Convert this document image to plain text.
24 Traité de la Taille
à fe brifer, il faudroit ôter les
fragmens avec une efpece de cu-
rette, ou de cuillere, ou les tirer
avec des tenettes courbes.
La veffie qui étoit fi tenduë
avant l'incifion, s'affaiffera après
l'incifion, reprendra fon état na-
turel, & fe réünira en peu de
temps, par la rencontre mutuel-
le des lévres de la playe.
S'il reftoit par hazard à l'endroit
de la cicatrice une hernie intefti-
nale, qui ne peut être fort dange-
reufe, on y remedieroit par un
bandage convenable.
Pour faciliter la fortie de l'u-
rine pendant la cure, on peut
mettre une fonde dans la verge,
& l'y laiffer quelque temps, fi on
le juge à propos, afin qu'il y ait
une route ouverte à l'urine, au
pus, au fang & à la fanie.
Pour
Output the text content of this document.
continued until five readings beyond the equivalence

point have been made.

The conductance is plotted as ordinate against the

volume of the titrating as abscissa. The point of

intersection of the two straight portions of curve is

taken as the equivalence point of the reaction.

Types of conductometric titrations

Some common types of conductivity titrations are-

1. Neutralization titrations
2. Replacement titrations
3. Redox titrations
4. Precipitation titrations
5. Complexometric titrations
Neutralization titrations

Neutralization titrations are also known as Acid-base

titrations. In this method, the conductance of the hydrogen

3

+---+

§ **Set problem**: Output the complete data exactly as written.

§ **Written answer**:
Convert this document image to plain text.
24 Traité de la Taille
à fe brifer, il faudroit ôter les
fragmens avec une efpece de cu-
rette, ou de cuillere, ou les tirer
avec des tenettes courbes.
La veffie qui étoit fi tenduë
avant l'incifion, s'affaiffera après
l'incifion, reprendra fon état na-
turel, & fe réünira en peu de
temps, par la rencontre mutuel-
le des lévres de la playe.
S'il reftoit par hazard à l'endroit
de la cicatrice une hernie intefti-
nale, qui ne peut être fort dange-
reufe, on y remedieroit par un
bandage convenable.
Pour faciliter la fortie de l'u-
rine pendant la cure, on peut
mettre une fonde dans la verge,
& l'y laiffer quelque temps, fi on
le juge à propos, afin qu'il y ait
une route ouverte à l'urine, au
pus, au fang & à la fanie.
Pour
Output the text content of this document.
continued until five readings beyond the equivalence

point have been made.

The conductance is plotted as ordinate against the

volume of the titrating as abscissa. The point of

intersection of the two straight portions of curve is

taken as the equivalence point of the reaction.

Types of conductometric titrations

Some common types of conductivity titrations are-

1. Neutralization titrations
2. Replacement titrations
3. Redox titrations
4. Precipitation titrations
5. Complexometric titrations
Neutralization titrations

Neutralization titrations are also known as Acid-base

titrations. In this method, the conductance of the hydrogen

3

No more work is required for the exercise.